_WHAT YOU SHOULD DO_: Look through the records below, and copy out every line that holds the string "地尔硫䓬".

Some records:
▼▼▼

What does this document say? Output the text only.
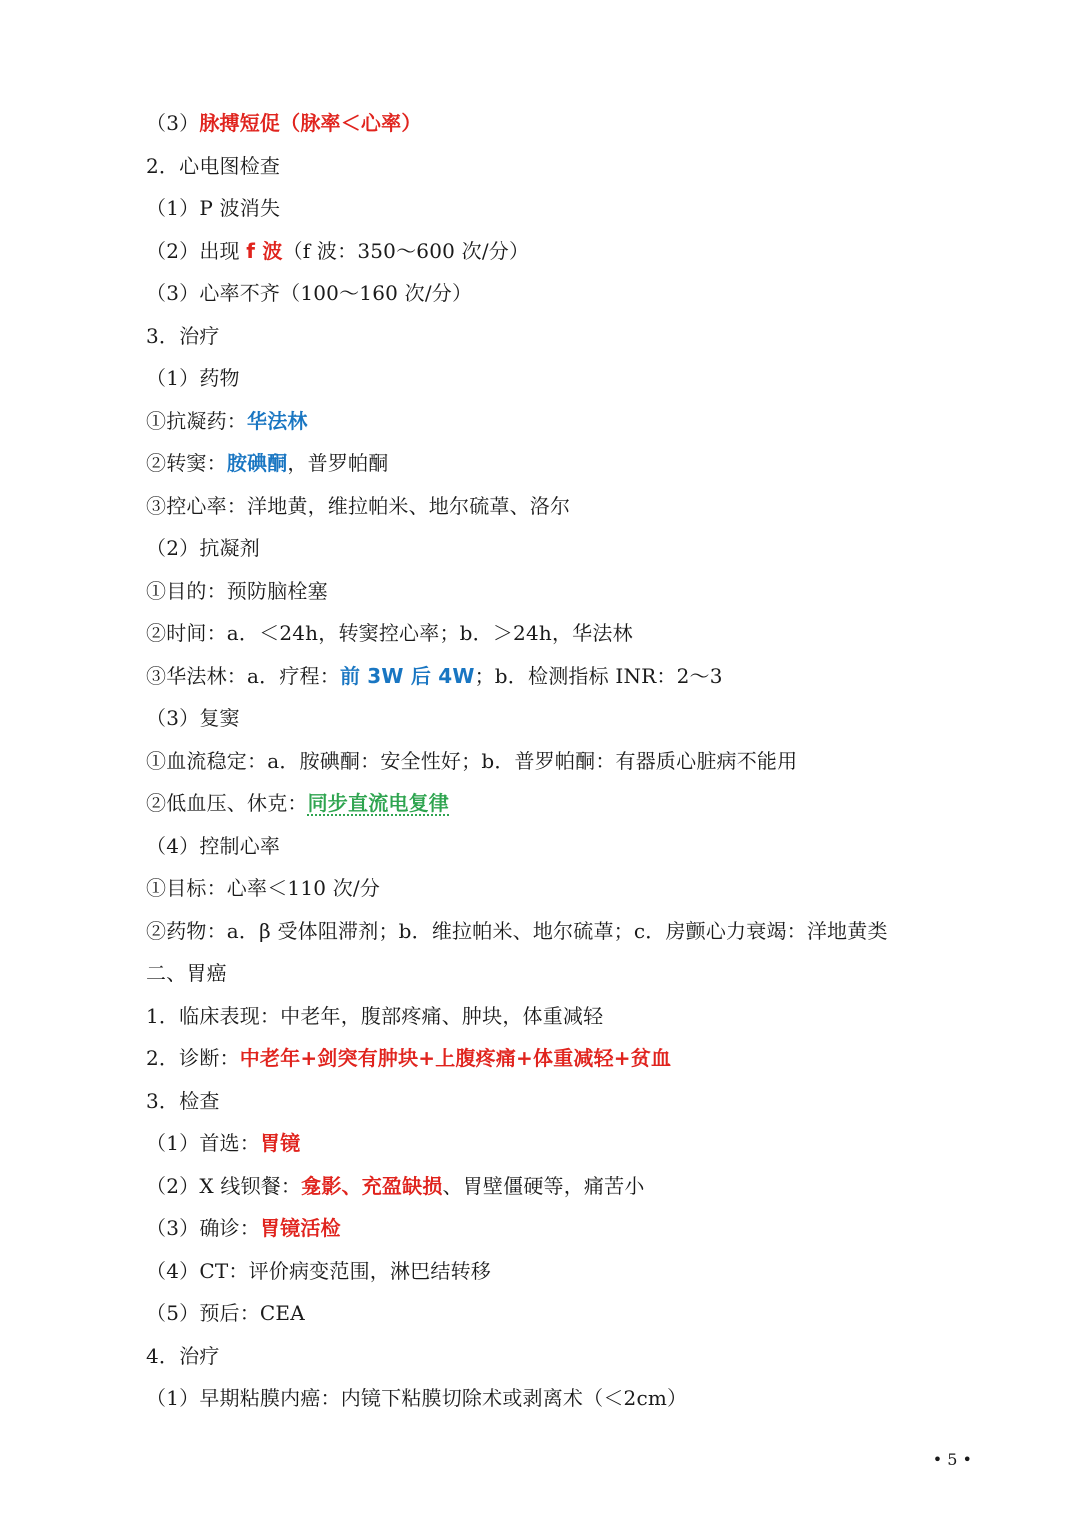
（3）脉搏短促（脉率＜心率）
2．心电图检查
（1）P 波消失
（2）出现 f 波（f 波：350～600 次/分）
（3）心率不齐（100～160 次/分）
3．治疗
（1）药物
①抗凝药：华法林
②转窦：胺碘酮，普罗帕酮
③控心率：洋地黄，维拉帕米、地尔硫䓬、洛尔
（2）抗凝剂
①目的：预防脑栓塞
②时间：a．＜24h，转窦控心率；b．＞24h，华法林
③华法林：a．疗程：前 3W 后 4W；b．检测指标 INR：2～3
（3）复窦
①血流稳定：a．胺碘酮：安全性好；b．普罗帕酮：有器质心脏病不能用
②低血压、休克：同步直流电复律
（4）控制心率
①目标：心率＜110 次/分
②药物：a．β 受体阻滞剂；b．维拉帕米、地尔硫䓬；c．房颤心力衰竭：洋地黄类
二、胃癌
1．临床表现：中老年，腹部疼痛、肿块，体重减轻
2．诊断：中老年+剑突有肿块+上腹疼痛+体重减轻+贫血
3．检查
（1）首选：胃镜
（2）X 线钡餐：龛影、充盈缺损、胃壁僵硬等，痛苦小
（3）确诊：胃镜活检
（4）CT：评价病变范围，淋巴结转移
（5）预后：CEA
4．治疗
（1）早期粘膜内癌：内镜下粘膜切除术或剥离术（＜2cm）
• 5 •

▲▲▲
▼▼▼

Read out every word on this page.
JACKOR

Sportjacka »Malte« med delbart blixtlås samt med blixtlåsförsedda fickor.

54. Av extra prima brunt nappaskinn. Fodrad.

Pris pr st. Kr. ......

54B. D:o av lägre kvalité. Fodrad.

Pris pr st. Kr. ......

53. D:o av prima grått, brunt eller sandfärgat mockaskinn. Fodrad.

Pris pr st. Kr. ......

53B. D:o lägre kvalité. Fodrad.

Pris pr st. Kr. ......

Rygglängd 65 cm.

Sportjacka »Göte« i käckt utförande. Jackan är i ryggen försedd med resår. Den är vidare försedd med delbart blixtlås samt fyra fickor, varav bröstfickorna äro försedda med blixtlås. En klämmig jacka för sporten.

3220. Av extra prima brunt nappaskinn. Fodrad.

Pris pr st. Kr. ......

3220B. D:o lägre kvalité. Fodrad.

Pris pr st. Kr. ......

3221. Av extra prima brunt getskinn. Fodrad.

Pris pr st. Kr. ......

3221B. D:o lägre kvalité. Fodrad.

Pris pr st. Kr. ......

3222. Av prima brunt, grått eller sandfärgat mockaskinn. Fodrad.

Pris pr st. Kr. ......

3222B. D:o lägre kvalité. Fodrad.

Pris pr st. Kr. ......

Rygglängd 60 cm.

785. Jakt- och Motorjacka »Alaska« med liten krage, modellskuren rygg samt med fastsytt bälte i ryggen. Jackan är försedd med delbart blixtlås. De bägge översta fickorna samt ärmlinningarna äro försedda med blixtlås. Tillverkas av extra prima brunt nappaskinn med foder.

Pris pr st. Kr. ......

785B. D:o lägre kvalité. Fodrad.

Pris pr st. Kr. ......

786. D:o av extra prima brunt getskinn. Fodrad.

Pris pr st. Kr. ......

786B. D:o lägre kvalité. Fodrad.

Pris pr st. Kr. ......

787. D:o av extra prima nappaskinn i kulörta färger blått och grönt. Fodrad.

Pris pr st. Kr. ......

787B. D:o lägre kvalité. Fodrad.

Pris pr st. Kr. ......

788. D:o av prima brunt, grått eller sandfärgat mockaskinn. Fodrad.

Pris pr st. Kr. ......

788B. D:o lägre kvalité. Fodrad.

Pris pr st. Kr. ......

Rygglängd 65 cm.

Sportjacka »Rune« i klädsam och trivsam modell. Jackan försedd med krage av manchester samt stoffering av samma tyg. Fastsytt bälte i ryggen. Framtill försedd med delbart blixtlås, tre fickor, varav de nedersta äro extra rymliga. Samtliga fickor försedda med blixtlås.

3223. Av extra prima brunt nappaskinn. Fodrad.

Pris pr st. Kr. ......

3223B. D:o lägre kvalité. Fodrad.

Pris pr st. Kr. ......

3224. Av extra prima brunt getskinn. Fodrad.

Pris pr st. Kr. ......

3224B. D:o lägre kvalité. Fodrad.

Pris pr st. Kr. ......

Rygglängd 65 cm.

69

▲▲▲

_SOLVED EXERCISE_:
③控心率：洋地黄，维拉帕米、地尔硫䓬、洛尔
②药物：a．β 受体阻滞剂；b．维拉帕米、地尔硫䓬；c．房颤心力衰竭：洋地黄类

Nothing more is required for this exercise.